## [WHAT IS REQUIRED]
Extract each line containing the string "University".

## [ENTRIES]
— begin —

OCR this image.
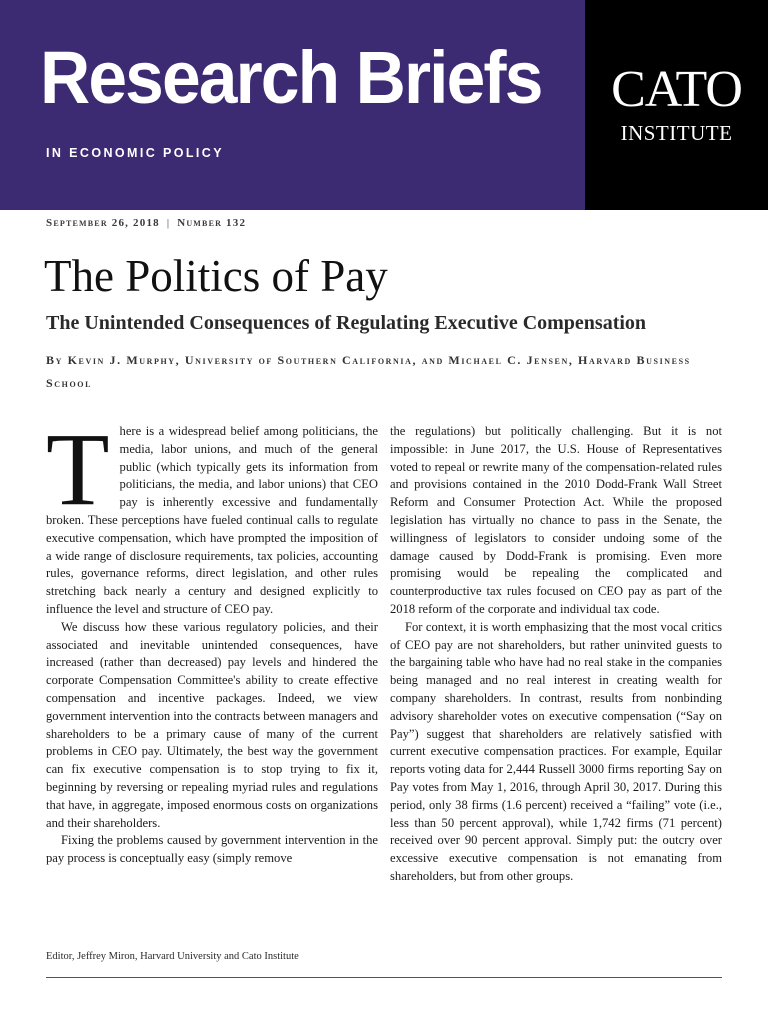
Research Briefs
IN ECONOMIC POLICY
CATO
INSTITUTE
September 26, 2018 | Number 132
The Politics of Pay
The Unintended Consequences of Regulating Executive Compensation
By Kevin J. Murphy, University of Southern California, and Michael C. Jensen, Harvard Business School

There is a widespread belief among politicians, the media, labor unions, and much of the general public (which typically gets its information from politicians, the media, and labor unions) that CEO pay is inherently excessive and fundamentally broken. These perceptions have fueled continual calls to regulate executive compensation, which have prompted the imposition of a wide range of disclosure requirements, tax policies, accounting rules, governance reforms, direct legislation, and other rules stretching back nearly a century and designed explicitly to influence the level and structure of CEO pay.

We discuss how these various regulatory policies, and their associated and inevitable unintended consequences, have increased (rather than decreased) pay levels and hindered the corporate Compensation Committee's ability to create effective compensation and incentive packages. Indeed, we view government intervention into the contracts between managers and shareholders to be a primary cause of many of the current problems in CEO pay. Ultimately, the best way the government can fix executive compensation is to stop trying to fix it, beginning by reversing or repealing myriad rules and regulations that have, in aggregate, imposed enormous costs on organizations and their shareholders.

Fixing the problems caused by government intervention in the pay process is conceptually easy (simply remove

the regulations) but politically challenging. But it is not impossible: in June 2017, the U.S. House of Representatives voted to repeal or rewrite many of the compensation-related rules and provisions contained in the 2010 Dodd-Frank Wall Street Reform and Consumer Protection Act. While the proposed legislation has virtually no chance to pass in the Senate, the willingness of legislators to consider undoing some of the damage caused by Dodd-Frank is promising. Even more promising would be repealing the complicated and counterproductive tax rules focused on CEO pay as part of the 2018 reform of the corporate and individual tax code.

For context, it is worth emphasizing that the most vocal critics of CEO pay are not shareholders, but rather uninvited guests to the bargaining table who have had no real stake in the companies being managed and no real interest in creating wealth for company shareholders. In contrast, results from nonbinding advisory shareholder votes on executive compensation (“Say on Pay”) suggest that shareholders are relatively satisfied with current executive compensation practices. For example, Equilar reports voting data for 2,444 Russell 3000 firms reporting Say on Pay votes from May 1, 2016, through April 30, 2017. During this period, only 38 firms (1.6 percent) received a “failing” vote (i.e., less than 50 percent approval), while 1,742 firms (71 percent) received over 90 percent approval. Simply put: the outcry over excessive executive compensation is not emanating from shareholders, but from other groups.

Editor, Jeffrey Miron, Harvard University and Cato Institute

— end —

## [RESULT]
By Kevin J. Murphy, University of Southern California, and Michael C. Jensen, Harvard Business School
Editor, Jeffrey Miron, Harvard University and Cato Institute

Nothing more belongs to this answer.